> **WORK REQUIRED**:
Transcribe all the entries word for word, skipping the pictures.

> **DATA ENTRIES**:
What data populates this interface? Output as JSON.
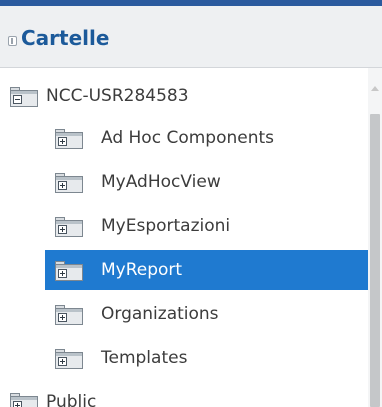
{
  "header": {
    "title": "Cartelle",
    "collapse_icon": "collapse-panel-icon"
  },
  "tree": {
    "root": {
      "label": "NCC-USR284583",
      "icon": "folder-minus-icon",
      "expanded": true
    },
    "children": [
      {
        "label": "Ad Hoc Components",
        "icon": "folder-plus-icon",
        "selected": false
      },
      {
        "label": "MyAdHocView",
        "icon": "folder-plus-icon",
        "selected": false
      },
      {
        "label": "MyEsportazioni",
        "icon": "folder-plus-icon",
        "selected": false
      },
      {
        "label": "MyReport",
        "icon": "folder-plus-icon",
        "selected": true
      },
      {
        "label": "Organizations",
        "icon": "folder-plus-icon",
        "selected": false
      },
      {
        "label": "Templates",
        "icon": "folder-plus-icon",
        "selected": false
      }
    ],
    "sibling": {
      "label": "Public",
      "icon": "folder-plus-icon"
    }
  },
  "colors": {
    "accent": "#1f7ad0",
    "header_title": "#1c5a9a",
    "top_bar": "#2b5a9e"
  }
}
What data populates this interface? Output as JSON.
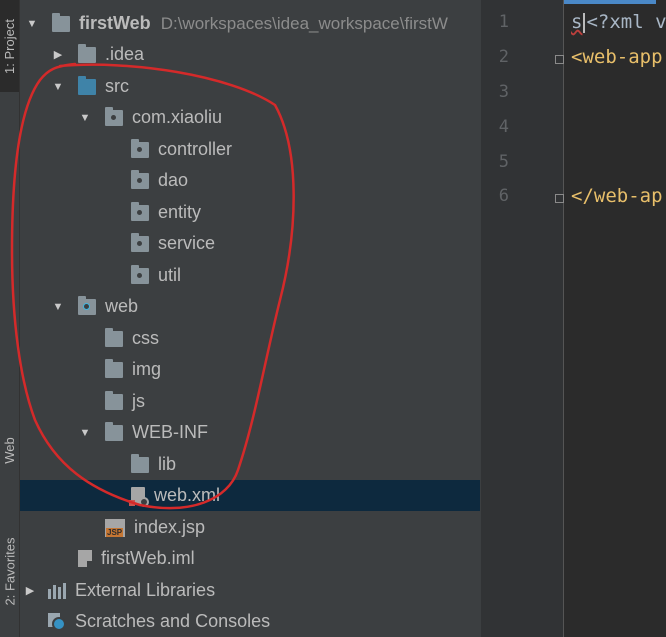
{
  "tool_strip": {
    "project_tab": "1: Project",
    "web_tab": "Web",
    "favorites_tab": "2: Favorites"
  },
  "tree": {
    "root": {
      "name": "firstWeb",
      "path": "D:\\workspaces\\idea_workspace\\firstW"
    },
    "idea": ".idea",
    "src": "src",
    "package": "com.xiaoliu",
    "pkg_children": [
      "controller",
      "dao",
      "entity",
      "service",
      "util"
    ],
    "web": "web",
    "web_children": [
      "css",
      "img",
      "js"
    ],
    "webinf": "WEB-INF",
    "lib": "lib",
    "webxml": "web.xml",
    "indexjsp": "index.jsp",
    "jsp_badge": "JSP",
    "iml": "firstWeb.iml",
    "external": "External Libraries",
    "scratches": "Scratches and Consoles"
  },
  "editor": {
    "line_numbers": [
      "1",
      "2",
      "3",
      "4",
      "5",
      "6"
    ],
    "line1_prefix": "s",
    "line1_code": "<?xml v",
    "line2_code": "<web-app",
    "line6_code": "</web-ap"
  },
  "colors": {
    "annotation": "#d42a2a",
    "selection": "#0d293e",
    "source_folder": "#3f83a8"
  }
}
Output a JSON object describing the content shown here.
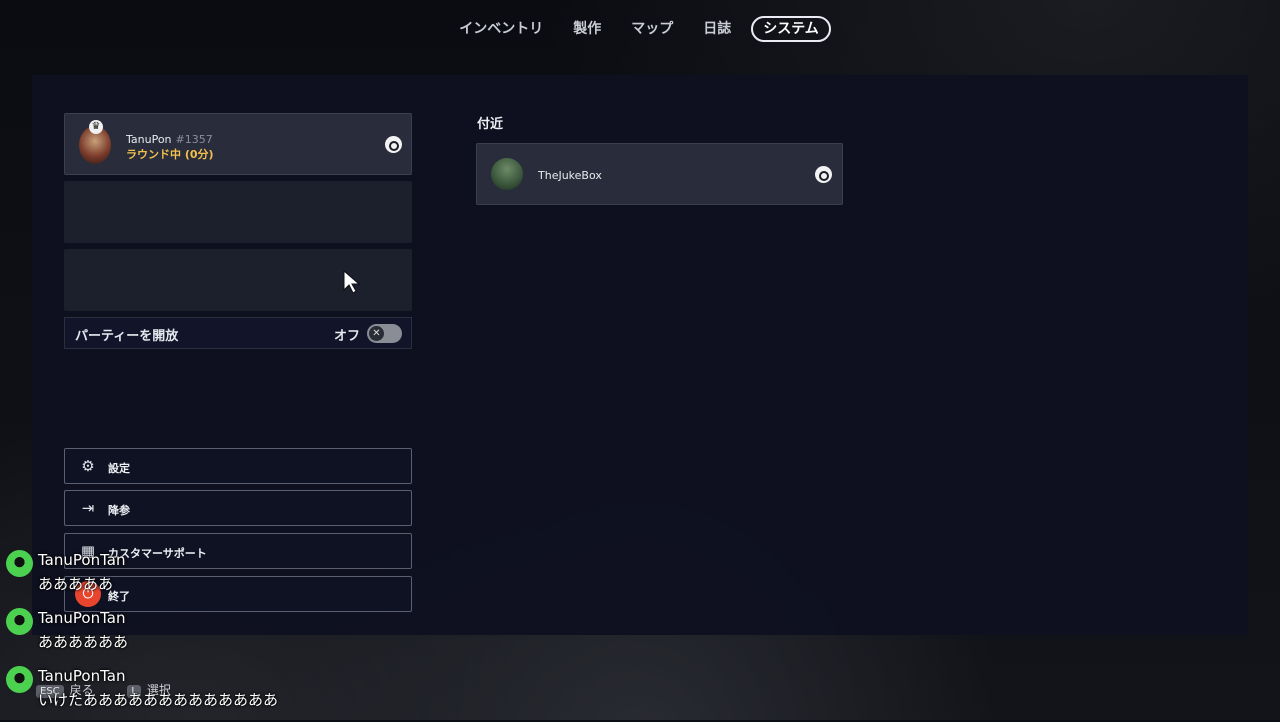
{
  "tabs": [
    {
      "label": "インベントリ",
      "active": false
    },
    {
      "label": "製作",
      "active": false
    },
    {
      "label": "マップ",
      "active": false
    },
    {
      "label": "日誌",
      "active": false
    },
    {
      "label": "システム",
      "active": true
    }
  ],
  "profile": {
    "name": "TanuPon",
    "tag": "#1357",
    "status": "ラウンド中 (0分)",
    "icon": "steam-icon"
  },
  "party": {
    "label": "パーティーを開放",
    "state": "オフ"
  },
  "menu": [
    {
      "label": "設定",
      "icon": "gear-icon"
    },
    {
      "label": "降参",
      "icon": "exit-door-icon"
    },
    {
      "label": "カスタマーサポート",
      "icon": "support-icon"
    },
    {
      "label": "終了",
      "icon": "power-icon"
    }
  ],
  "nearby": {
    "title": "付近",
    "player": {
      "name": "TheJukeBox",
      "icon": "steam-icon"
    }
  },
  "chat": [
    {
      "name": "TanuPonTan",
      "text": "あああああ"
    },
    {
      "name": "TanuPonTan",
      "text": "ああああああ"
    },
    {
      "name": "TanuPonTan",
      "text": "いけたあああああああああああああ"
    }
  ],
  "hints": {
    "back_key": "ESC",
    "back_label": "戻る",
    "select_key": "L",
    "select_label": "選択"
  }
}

> **RESPONSE TO THE TASK**:
What data populates this interface? Output as JSON.
{
  "header": {
    "title": "Cartelle",
    "collapse_icon": "collapse-panel-icon"
  },
  "tree": {
    "root": {
      "label": "NCC-USR284583",
      "icon": "folder-minus-icon",
      "expanded": true
    },
    "children": [
      {
        "label": "Ad Hoc Components",
        "icon": "folder-plus-icon",
        "selected": false
      },
      {
        "label": "MyAdHocView",
        "icon": "folder-plus-icon",
        "selected": false
      },
      {
        "label": "MyEsportazioni",
        "icon": "folder-plus-icon",
        "selected": false
      },
      {
        "label": "MyReport",
        "icon": "folder-plus-icon",
        "selected": true
      },
      {
        "label": "Organizations",
        "icon": "folder-plus-icon",
        "selected": false
      },
      {
        "label": "Templates",
        "icon": "folder-plus-icon",
        "selected": false
      }
    ],
    "sibling": {
      "label": "Public",
      "icon": "folder-plus-icon"
    }
  },
  "colors": {
    "accent": "#1f7ad0",
    "header_title": "#1c5a9a",
    "top_bar": "#2b5a9e"
  }
}
What data populates this interface? Output as JSON.
{
  "tool_strip": {
    "project_tab": "1: Project",
    "web_tab": "Web",
    "favorites_tab": "2: Favorites"
  },
  "tree": {
    "root": {
      "name": "firstWeb",
      "path": "D:\\workspaces\\idea_workspace\\firstW"
    },
    "idea": ".idea",
    "src": "src",
    "package": "com.xiaoliu",
    "pkg_children": [
      "controller",
      "dao",
      "entity",
      "service",
      "util"
    ],
    "web": "web",
    "web_children": [
      "css",
      "img",
      "js"
    ],
    "webinf": "WEB-INF",
    "lib": "lib",
    "webxml": "web.xml",
    "indexjsp": "index.jsp",
    "jsp_badge": "JSP",
    "iml": "firstWeb.iml",
    "external": "External Libraries",
    "scratches": "Scratches and Consoles"
  },
  "editor": {
    "line_numbers": [
      "1",
      "2",
      "3",
      "4",
      "5",
      "6"
    ],
    "line1_prefix": "s",
    "line1_code": "<?xml v",
    "line2_code": "<web-app",
    "line6_code": "</web-ap"
  },
  "colors": {
    "annotation": "#d42a2a",
    "selection": "#0d293e",
    "source_folder": "#3f83a8"
  }
}
Output a JSON object describing the content shown here.
{
  "tabs": [
    {
      "label": "インベントリ",
      "active": false
    },
    {
      "label": "製作",
      "active": false
    },
    {
      "label": "マップ",
      "active": false
    },
    {
      "label": "日誌",
      "active": false
    },
    {
      "label": "システム",
      "active": true
    }
  ],
  "profile": {
    "name": "TanuPon",
    "tag": "#1357",
    "status": "ラウンド中 (0分)",
    "icon": "steam-icon"
  },
  "party": {
    "label": "パーティーを開放",
    "state": "オフ"
  },
  "menu": [
    {
      "label": "設定",
      "icon": "gear-icon"
    },
    {
      "label": "降参",
      "icon": "exit-door-icon"
    },
    {
      "label": "カスタマーサポート",
      "icon": "support-icon"
    },
    {
      "label": "終了",
      "icon": "power-icon"
    }
  ],
  "nearby": {
    "title": "付近",
    "player": {
      "name": "TheJukeBox",
      "icon": "steam-icon"
    }
  },
  "chat": [
    {
      "name": "TanuPonTan",
      "text": "あああああ"
    },
    {
      "name": "TanuPonTan",
      "text": "ああああああ"
    },
    {
      "name": "TanuPonTan",
      "text": "いけたあああああああああああああ"
    }
  ],
  "hints": {
    "back_key": "ESC",
    "back_label": "戻る",
    "select_key": "L",
    "select_label": "選択"
  }
}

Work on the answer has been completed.